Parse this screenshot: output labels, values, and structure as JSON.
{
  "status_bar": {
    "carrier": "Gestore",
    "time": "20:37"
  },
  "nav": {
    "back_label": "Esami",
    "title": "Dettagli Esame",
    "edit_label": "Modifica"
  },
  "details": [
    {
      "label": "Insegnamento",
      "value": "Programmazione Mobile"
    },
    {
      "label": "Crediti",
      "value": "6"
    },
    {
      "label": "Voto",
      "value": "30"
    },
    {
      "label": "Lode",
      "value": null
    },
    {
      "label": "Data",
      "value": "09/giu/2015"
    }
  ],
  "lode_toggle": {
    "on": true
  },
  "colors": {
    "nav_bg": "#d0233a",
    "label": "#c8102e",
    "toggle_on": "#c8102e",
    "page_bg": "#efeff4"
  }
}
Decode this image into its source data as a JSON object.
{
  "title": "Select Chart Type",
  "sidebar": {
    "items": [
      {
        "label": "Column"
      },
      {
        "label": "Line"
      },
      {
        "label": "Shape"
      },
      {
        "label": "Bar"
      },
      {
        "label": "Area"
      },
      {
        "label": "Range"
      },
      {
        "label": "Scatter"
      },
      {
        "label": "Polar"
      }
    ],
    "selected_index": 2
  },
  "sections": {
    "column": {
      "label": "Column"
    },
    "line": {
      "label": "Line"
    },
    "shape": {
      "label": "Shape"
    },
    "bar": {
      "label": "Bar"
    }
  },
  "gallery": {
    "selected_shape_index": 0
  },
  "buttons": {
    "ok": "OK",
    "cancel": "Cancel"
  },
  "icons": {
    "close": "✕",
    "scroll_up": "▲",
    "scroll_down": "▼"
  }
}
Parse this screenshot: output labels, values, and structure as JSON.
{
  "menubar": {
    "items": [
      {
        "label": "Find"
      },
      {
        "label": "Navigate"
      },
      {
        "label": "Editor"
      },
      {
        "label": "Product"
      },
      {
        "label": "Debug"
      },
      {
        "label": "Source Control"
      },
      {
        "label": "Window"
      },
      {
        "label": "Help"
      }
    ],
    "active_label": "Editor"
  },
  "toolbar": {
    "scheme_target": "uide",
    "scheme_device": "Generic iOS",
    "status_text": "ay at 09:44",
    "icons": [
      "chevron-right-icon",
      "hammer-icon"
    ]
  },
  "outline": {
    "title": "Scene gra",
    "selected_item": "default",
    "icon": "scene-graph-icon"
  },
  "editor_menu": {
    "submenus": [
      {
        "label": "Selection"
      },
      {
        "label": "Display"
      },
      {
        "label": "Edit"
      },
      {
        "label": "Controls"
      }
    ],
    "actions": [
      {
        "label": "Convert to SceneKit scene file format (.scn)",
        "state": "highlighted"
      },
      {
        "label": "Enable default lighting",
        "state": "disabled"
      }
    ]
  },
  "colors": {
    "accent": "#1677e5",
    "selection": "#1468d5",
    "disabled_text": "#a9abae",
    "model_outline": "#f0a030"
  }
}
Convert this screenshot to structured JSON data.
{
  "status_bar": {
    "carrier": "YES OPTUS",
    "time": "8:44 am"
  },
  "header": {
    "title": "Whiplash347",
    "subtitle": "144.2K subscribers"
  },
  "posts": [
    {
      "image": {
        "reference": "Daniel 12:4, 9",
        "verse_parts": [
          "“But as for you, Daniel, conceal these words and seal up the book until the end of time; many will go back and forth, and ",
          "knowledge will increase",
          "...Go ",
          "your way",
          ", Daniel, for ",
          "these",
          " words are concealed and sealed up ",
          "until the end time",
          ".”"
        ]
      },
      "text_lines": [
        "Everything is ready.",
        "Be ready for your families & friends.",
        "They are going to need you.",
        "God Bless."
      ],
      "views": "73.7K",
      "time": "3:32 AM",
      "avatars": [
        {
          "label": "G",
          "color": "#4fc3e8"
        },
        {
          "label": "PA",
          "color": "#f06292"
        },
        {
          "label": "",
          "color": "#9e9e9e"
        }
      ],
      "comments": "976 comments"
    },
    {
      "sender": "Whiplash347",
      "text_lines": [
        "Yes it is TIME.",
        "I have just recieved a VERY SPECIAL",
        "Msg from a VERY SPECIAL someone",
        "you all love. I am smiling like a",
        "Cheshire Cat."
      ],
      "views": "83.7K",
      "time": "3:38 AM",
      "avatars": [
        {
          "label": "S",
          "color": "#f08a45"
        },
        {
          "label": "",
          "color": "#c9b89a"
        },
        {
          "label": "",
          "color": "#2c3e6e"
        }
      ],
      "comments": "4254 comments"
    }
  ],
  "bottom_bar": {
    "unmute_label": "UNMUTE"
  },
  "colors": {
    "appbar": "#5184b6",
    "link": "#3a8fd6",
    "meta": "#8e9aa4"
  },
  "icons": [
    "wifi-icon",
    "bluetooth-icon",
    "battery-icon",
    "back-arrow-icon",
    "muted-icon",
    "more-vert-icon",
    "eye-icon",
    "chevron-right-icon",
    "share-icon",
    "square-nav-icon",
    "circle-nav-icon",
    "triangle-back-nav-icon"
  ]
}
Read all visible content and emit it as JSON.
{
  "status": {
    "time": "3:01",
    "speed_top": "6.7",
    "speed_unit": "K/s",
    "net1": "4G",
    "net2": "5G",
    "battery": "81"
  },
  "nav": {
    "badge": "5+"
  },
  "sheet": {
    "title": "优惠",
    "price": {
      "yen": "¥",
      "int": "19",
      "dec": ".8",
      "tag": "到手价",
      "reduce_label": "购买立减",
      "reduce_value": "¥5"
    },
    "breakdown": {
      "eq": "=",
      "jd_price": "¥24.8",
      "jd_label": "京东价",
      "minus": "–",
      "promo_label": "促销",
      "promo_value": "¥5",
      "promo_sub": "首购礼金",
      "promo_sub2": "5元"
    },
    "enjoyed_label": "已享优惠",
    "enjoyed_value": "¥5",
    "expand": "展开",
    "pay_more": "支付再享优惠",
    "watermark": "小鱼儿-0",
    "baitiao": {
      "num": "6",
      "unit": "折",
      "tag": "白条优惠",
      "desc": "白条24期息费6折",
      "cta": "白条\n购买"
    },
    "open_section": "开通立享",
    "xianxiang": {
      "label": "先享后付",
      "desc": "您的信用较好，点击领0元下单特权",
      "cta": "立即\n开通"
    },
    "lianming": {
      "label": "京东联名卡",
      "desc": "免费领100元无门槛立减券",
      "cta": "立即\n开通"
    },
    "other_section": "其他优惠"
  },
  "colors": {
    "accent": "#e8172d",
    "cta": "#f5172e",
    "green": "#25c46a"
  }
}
-------------------------
WRITTEN PROBLEM:
Your task is to repeat the data exactly, with nothing left out.

RESULT FOR THIS EXERCISE:
Parse this screenshot: output labels, values, and structure as JSON.
{
  "status_bar": {
    "carrier": "Gestore",
    "time": "20:37"
  },
  "nav": {
    "back_label": "Esami",
    "title": "Dettagli Esame",
    "edit_label": "Modifica"
  },
  "details": [
    {
      "label": "Insegnamento",
      "value": "Programmazione Mobile"
    },
    {
      "label": "Crediti",
      "value": "6"
    },
    {
      "label": "Voto",
      "value": "30"
    },
    {
      "label": "Lode",
      "value": null
    },
    {
      "label": "Data",
      "value": "09/giu/2015"
    }
  ],
  "lode_toggle": {
    "on": true
  },
  "colors": {
    "nav_bg": "#d0233a",
    "label": "#c8102e",
    "toggle_on": "#c8102e",
    "page_bg": "#efeff4"
  }
}
Decode this image into its source data as a JSON object.
{
  "title": "Select Chart Type",
  "sidebar": {
    "items": [
      {
        "label": "Column"
      },
      {
        "label": "Line"
      },
      {
        "label": "Shape"
      },
      {
        "label": "Bar"
      },
      {
        "label": "Area"
      },
      {
        "label": "Range"
      },
      {
        "label": "Scatter"
      },
      {
        "label": "Polar"
      }
    ],
    "selected_index": 2
  },
  "sections": {
    "column": {
      "label": "Column"
    },
    "line": {
      "label": "Line"
    },
    "shape": {
      "label": "Shape"
    },
    "bar": {
      "label": "Bar"
    }
  },
  "gallery": {
    "selected_shape_index": 0
  },
  "buttons": {
    "ok": "OK",
    "cancel": "Cancel"
  },
  "icons": {
    "close": "✕",
    "scroll_up": "▲",
    "scroll_down": "▼"
  }
}
Parse this screenshot: output labels, values, and structure as JSON.
{
  "menubar": {
    "items": [
      {
        "label": "Find"
      },
      {
        "label": "Navigate"
      },
      {
        "label": "Editor"
      },
      {
        "label": "Product"
      },
      {
        "label": "Debug"
      },
      {
        "label": "Source Control"
      },
      {
        "label": "Window"
      },
      {
        "label": "Help"
      }
    ],
    "active_label": "Editor"
  },
  "toolbar": {
    "scheme_target": "uide",
    "scheme_device": "Generic iOS",
    "status_text": "ay at 09:44",
    "icons": [
      "chevron-right-icon",
      "hammer-icon"
    ]
  },
  "outline": {
    "title": "Scene gra",
    "selected_item": "default",
    "icon": "scene-graph-icon"
  },
  "editor_menu": {
    "submenus": [
      {
        "label": "Selection"
      },
      {
        "label": "Display"
      },
      {
        "label": "Edit"
      },
      {
        "label": "Controls"
      }
    ],
    "actions": [
      {
        "label": "Convert to SceneKit scene file format (.scn)",
        "state": "highlighted"
      },
      {
        "label": "Enable default lighting",
        "state": "disabled"
      }
    ]
  },
  "colors": {
    "accent": "#1677e5",
    "selection": "#1468d5",
    "disabled_text": "#a9abae",
    "model_outline": "#f0a030"
  }
}
Convert this screenshot to structured JSON data.
{
  "status_bar": {
    "carrier": "YES OPTUS",
    "time": "8:44 am"
  },
  "header": {
    "title": "Whiplash347",
    "subtitle": "144.2K subscribers"
  },
  "posts": [
    {
      "image": {
        "reference": "Daniel 12:4, 9",
        "verse_parts": [
          "“But as for you, Daniel, conceal these words and seal up the book until the end of time; many will go back and forth, and ",
          "knowledge will increase",
          "...Go ",
          "your way",
          ", Daniel, for ",
          "these",
          " words are concealed and sealed up ",
          "until the end time",
          ".”"
        ]
      },
      "text_lines": [
        "Everything is ready.",
        "Be ready for your families & friends.",
        "They are going to need you.",
        "God Bless."
      ],
      "views": "73.7K",
      "time": "3:32 AM",
      "avatars": [
        {
          "label": "G",
          "color": "#4fc3e8"
        },
        {
          "label": "PA",
          "color": "#f06292"
        },
        {
          "label": "",
          "color": "#9e9e9e"
        }
      ],
      "comments": "976 comments"
    },
    {
      "sender": "Whiplash347",
      "text_lines": [
        "Yes it is TIME.",
        "I have just recieved a VERY SPECIAL",
        "Msg from a VERY SPECIAL someone",
        "you all love. I am smiling like a",
        "Cheshire Cat."
      ],
      "views": "83.7K",
      "time": "3:38 AM",
      "avatars": [
        {
          "label": "S",
          "color": "#f08a45"
        },
        {
          "label": "",
          "color": "#c9b89a"
        },
        {
          "label": "",
          "color": "#2c3e6e"
        }
      ],
      "comments": "4254 comments"
    }
  ],
  "bottom_bar": {
    "unmute_label": "UNMUTE"
  },
  "colors": {
    "appbar": "#5184b6",
    "link": "#3a8fd6",
    "meta": "#8e9aa4"
  },
  "icons": [
    "wifi-icon",
    "bluetooth-icon",
    "battery-icon",
    "back-arrow-icon",
    "muted-icon",
    "more-vert-icon",
    "eye-icon",
    "chevron-right-icon",
    "share-icon",
    "square-nav-icon",
    "circle-nav-icon",
    "triangle-back-nav-icon"
  ]
}
Read all visible content and emit it as JSON.
{
  "status": {
    "time": "3:01",
    "speed_top": "6.7",
    "speed_unit": "K/s",
    "net1": "4G",
    "net2": "5G",
    "battery": "81"
  },
  "nav": {
    "badge": "5+"
  },
  "sheet": {
    "title": "优惠",
    "price": {
      "yen": "¥",
      "int": "19",
      "dec": ".8",
      "tag": "到手价",
      "reduce_label": "购买立减",
      "reduce_value": "¥5"
    },
    "breakdown": {
      "eq": "=",
      "jd_price": "¥24.8",
      "jd_label": "京东价",
      "minus": "–",
      "promo_label": "促销",
      "promo_value": "¥5",
      "promo_sub": "首购礼金",
      "promo_sub2": "5元"
    },
    "enjoyed_label": "已享优惠",
    "enjoyed_value": "¥5",
    "expand": "展开",
    "pay_more": "支付再享优惠",
    "watermark": "小鱼儿-0",
    "baitiao": {
      "num": "6",
      "unit": "折",
      "tag": "白条优惠",
      "desc": "白条24期息费6折",
      "cta": "白条\n购买"
    },
    "open_section": "开通立享",
    "xianxiang": {
      "label": "先享后付",
      "desc": "您的信用较好，点击领0元下单特权",
      "cta": "立即\n开通"
    },
    "lianming": {
      "label": "京东联名卡",
      "desc": "免费领100元无门槛立减券",
      "cta": "立即\n开通"
    },
    "other_section": "其他优惠"
  },
  "colors": {
    "accent": "#e8172d",
    "cta": "#f5172e",
    "green": "#25c46a"
  }
}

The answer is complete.